**Exercise aim**
Copy out the records below word for word.

**Data records**
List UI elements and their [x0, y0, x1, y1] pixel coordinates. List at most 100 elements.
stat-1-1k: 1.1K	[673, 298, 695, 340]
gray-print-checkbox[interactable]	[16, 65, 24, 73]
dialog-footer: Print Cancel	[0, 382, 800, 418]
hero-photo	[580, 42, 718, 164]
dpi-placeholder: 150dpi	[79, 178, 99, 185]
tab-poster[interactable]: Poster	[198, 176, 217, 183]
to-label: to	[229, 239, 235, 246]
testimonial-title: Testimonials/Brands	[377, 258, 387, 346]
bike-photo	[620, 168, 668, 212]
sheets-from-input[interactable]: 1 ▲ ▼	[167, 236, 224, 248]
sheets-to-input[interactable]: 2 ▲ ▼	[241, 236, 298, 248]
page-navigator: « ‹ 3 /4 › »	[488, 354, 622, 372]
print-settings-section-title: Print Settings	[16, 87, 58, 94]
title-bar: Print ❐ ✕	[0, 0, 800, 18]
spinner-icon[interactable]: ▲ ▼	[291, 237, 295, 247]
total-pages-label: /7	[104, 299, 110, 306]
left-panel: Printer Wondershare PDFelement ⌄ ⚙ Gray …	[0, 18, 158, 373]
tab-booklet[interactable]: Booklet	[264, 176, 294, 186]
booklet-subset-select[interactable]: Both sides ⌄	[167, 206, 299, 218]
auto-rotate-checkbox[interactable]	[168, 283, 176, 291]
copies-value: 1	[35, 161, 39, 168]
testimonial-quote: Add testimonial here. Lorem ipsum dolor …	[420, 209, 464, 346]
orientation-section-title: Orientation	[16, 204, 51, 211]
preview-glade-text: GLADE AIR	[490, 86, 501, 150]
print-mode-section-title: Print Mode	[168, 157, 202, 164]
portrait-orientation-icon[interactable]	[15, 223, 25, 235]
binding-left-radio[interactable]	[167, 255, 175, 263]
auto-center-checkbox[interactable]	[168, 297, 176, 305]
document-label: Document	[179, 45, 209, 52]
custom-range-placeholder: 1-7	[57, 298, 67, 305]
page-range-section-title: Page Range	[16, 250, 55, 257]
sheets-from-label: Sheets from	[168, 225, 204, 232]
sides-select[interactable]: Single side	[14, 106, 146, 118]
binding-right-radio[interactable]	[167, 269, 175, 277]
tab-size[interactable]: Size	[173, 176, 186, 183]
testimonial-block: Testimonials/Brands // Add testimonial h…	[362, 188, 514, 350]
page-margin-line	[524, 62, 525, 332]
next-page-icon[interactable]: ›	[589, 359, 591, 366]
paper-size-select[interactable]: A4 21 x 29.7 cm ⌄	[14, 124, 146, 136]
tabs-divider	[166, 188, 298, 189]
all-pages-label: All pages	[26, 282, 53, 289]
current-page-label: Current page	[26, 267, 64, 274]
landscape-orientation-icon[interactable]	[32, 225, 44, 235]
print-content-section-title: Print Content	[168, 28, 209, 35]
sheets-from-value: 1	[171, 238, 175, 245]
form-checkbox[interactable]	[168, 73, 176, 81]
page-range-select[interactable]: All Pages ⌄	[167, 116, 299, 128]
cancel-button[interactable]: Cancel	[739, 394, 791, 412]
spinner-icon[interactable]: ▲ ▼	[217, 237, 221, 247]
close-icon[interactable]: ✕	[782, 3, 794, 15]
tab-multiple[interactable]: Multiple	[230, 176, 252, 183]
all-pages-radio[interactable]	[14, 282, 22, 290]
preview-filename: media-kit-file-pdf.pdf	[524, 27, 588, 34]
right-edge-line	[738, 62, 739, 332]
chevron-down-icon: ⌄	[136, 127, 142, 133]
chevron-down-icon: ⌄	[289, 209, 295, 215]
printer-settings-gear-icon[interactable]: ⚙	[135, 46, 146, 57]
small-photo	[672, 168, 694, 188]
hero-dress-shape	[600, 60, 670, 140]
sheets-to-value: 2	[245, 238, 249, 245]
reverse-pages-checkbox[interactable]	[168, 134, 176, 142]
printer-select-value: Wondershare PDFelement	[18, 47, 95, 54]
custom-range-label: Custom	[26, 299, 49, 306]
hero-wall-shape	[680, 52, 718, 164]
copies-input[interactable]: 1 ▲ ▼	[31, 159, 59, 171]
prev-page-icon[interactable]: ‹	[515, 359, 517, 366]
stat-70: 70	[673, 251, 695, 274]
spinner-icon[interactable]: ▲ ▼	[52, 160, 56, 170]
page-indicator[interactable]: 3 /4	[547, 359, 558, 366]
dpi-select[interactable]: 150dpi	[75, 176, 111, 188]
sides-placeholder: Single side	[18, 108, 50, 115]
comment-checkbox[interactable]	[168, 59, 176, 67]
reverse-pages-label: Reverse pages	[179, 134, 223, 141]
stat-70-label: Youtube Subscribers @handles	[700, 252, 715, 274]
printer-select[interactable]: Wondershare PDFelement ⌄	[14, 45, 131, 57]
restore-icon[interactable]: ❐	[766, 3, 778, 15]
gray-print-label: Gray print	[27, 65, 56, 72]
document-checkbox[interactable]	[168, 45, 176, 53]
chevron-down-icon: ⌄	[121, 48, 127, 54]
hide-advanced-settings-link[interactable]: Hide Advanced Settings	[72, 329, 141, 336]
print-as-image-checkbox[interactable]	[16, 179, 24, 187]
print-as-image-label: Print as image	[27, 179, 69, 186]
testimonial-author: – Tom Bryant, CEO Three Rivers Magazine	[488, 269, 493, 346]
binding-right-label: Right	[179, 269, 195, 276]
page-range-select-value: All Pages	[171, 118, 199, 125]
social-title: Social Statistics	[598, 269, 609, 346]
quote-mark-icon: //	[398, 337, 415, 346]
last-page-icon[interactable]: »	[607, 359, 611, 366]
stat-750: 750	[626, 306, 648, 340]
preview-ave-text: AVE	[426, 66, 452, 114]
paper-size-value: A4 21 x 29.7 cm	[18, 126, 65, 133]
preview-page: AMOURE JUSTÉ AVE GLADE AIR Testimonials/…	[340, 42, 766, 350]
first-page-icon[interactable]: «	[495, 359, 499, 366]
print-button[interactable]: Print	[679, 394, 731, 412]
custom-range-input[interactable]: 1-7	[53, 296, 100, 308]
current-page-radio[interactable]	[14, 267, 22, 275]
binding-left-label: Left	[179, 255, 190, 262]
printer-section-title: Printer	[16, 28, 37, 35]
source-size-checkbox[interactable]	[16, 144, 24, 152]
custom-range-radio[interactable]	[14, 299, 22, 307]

**The output**
List UI elements and their [x0, y0, x1, y1] pixel coordinates. List at most 100 elements.
stat-1-1k: 1.1K	[673, 298, 695, 340]
gray-print-checkbox[interactable]	[16, 65, 24, 73]
dialog-footer: Print Cancel	[0, 382, 800, 418]
hero-photo	[580, 42, 718, 164]
dpi-placeholder: 150dpi	[79, 178, 99, 185]
tab-poster[interactable]: Poster	[198, 176, 217, 183]
to-label: to	[229, 239, 235, 246]
testimonial-title: Testimonials/Brands	[377, 258, 387, 346]
bike-photo	[620, 168, 668, 212]
sheets-from-input[interactable]: 1 ▲ ▼	[167, 236, 224, 248]
sheets-to-input[interactable]: 2 ▲ ▼	[241, 236, 298, 248]
page-navigator: « ‹ 3 /4 › »	[488, 354, 622, 372]
print-settings-section-title: Print Settings	[16, 87, 58, 94]
title-bar: Print ❐ ✕	[0, 0, 800, 18]
spinner-icon[interactable]: ▲ ▼	[291, 237, 295, 247]
total-pages-label: /7	[104, 299, 110, 306]
left-panel: Printer Wondershare PDFelement ⌄ ⚙ Gray …	[0, 18, 158, 373]
tab-booklet[interactable]: Booklet	[264, 176, 294, 186]
booklet-subset-select[interactable]: Both sides ⌄	[167, 206, 299, 218]
auto-rotate-checkbox[interactable]	[168, 283, 176, 291]
copies-value: 1	[35, 161, 39, 168]
testimonial-quote: Add testimonial here. Lorem ipsum dolor …	[420, 209, 464, 346]
orientation-section-title: Orientation	[16, 204, 51, 211]
preview-glade-text: GLADE AIR	[490, 86, 501, 150]
print-mode-section-title: Print Mode	[168, 157, 202, 164]
portrait-orientation-icon[interactable]	[15, 223, 25, 235]
binding-left-radio[interactable]	[167, 255, 175, 263]
auto-center-checkbox[interactable]	[168, 297, 176, 305]
document-label: Document	[179, 45, 209, 52]
custom-range-placeholder: 1-7	[57, 298, 67, 305]
page-range-section-title: Page Range	[16, 250, 55, 257]
sheets-from-label: Sheets from	[168, 225, 204, 232]
sides-select[interactable]: Single side	[14, 106, 146, 118]
binding-right-radio[interactable]	[167, 269, 175, 277]
tab-size[interactable]: Size	[173, 176, 186, 183]
testimonial-block: Testimonials/Brands // Add testimonial h…	[362, 188, 514, 350]
page-margin-line	[524, 62, 525, 332]
next-page-icon[interactable]: ›	[589, 359, 591, 366]
paper-size-select[interactable]: A4 21 x 29.7 cm ⌄	[14, 124, 146, 136]
tabs-divider	[166, 188, 298, 189]
all-pages-label: All pages	[26, 282, 53, 289]
current-page-label: Current page	[26, 267, 64, 274]
landscape-orientation-icon[interactable]	[32, 225, 44, 235]
print-content-section-title: Print Content	[168, 28, 209, 35]
sheets-from-value: 1	[171, 238, 175, 245]
form-checkbox[interactable]	[168, 73, 176, 81]
page-range-select[interactable]: All Pages ⌄	[167, 116, 299, 128]
cancel-button[interactable]: Cancel	[739, 394, 791, 412]
spinner-icon[interactable]: ▲ ▼	[217, 237, 221, 247]
close-icon[interactable]: ✕	[782, 3, 794, 15]
tab-multiple[interactable]: Multiple	[230, 176, 252, 183]
all-pages-radio[interactable]	[14, 282, 22, 290]
preview-filename: media-kit-file-pdf.pdf	[524, 27, 588, 34]
right-edge-line	[738, 62, 739, 332]
chevron-down-icon: ⌄	[136, 127, 142, 133]
chevron-down-icon: ⌄	[289, 209, 295, 215]
printer-settings-gear-icon[interactable]: ⚙	[135, 46, 146, 57]
small-photo	[672, 168, 694, 188]
hero-dress-shape	[600, 60, 670, 140]
sheets-to-value: 2	[245, 238, 249, 245]
reverse-pages-checkbox[interactable]	[168, 134, 176, 142]
printer-select-value: Wondershare PDFelement	[18, 47, 95, 54]
custom-range-label: Custom	[26, 299, 49, 306]
hero-wall-shape	[680, 52, 718, 164]
copies-input[interactable]: 1 ▲ ▼	[31, 159, 59, 171]
prev-page-icon[interactable]: ‹	[515, 359, 517, 366]
stat-70: 70	[673, 251, 695, 274]
spinner-icon[interactable]: ▲ ▼	[52, 160, 56, 170]
page-indicator[interactable]: 3 /4	[547, 359, 558, 366]
dpi-select[interactable]: 150dpi	[75, 176, 111, 188]
sides-placeholder: Single side	[18, 108, 50, 115]
comment-checkbox[interactable]	[168, 59, 176, 67]
reverse-pages-label: Reverse pages	[179, 134, 223, 141]
stat-70-label: Youtube Subscribers @handles	[700, 252, 715, 274]
printer-select[interactable]: Wondershare PDFelement ⌄	[14, 45, 131, 57]
restore-icon[interactable]: ❐	[766, 3, 778, 15]
gray-print-label: Gray print	[27, 65, 56, 72]
document-checkbox[interactable]	[168, 45, 176, 53]
chevron-down-icon: ⌄	[121, 48, 127, 54]
hide-advanced-settings-link[interactable]: Hide Advanced Settings	[72, 329, 141, 336]
print-as-image-checkbox[interactable]	[16, 179, 24, 187]
print-as-image-label: Print as image	[27, 179, 69, 186]
testimonial-author: – Tom Bryant, CEO Three Rivers Magazine	[488, 269, 493, 346]
binding-right-label: Right	[179, 269, 195, 276]
page-range-select-value: All Pages	[171, 118, 199, 125]
social-title: Social Statistics	[598, 269, 609, 346]
quote-mark-icon: //	[398, 337, 415, 346]
last-page-icon[interactable]: »	[607, 359, 611, 366]
stat-750: 750	[626, 306, 648, 340]
preview-ave-text: AVE	[426, 66, 452, 114]
paper-size-value: A4 21 x 29.7 cm	[18, 126, 65, 133]
preview-page: AMOURE JUSTÉ AVE GLADE AIR Testimonials/…	[340, 42, 766, 350]
first-page-icon[interactable]: «	[495, 359, 499, 366]
print-button[interactable]: Print	[679, 394, 731, 412]
custom-range-input[interactable]: 1-7	[53, 296, 100, 308]
current-page-radio[interactable]	[14, 267, 22, 275]
binding-left-label: Left	[179, 255, 190, 262]
printer-section-title: Printer	[16, 28, 37, 35]
source-size-checkbox[interactable]	[16, 144, 24, 152]
custom-range-radio[interactable]	[14, 299, 22, 307]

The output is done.